[Raw records]

★ ★ ★ ★ ★

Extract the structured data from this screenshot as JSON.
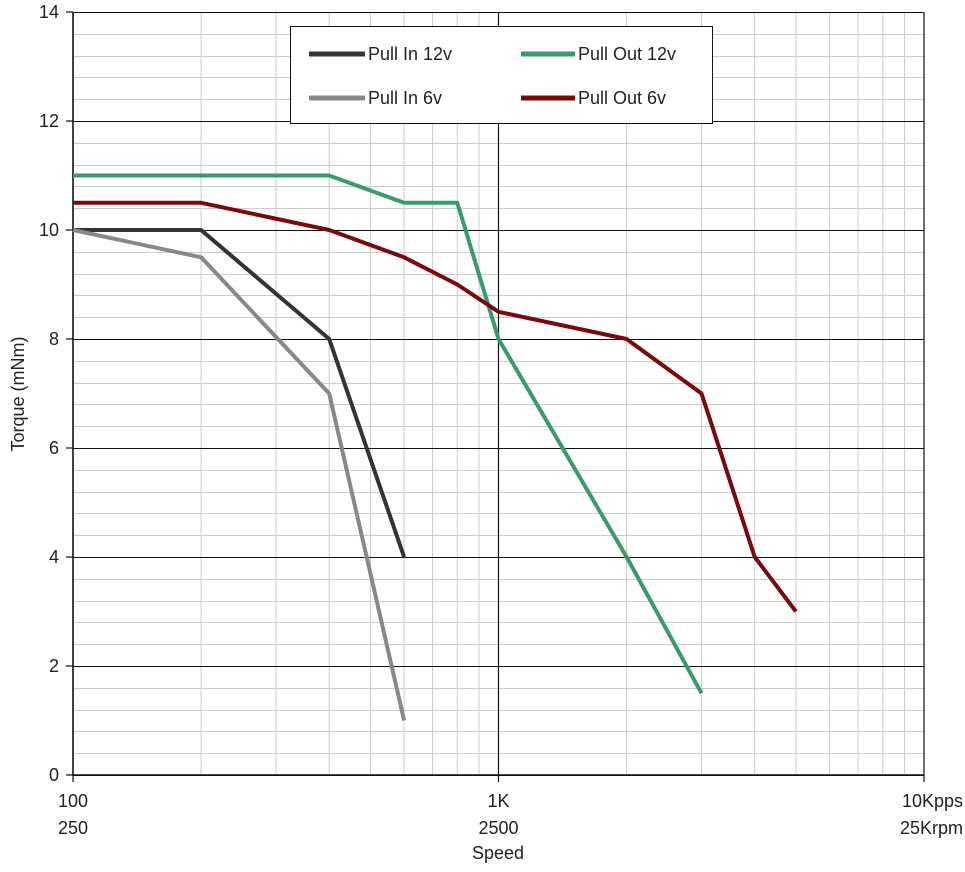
{
  "chart_data": {
    "type": "line",
    "title": "",
    "xlabel": "Speed",
    "ylabel": "Torque (mNm)",
    "x_scale": "log",
    "xlim": [
      100,
      10000
    ],
    "ylim": [
      0,
      14
    ],
    "grid": true,
    "legend_position": "top-center",
    "x_ticks": [
      {
        "value": 100,
        "line1": "100",
        "line2": "250"
      },
      {
        "value": 1000,
        "line1": "1K",
        "line2": "2500"
      },
      {
        "value": 10000,
        "line1": "10Kpps",
        "line2": "25Krpm"
      }
    ],
    "y_ticks": [
      0,
      2,
      4,
      6,
      8,
      10,
      12,
      14
    ],
    "series": [
      {
        "name": "Pull In 12v",
        "color": "#333333",
        "x": [
          100,
          200,
          400,
          600
        ],
        "y": [
          10,
          10,
          8,
          4
        ]
      },
      {
        "name": "Pull Out 12v",
        "color": "#3a9a6a",
        "x": [
          100,
          400,
          600,
          800,
          1000,
          2000,
          3000
        ],
        "y": [
          11,
          11,
          10.5,
          10.5,
          8,
          4,
          1.5
        ]
      },
      {
        "name": "Pull In 6v",
        "color": "#888888",
        "x": [
          100,
          200,
          400,
          600
        ],
        "y": [
          10,
          9.5,
          7,
          1
        ]
      },
      {
        "name": "Pull Out 6v",
        "color": "#7a0a0a",
        "x": [
          100,
          200,
          400,
          600,
          800,
          1000,
          2000,
          3000,
          4000,
          5000
        ],
        "y": [
          10.5,
          10.5,
          10,
          9.5,
          9,
          8.5,
          8,
          7,
          4,
          3
        ]
      }
    ]
  }
}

★ ★ ★ ★ ★

(Work to complete) Count the lines of the data that contain the string "Pull", and reply with that number alone.

(Task result) 4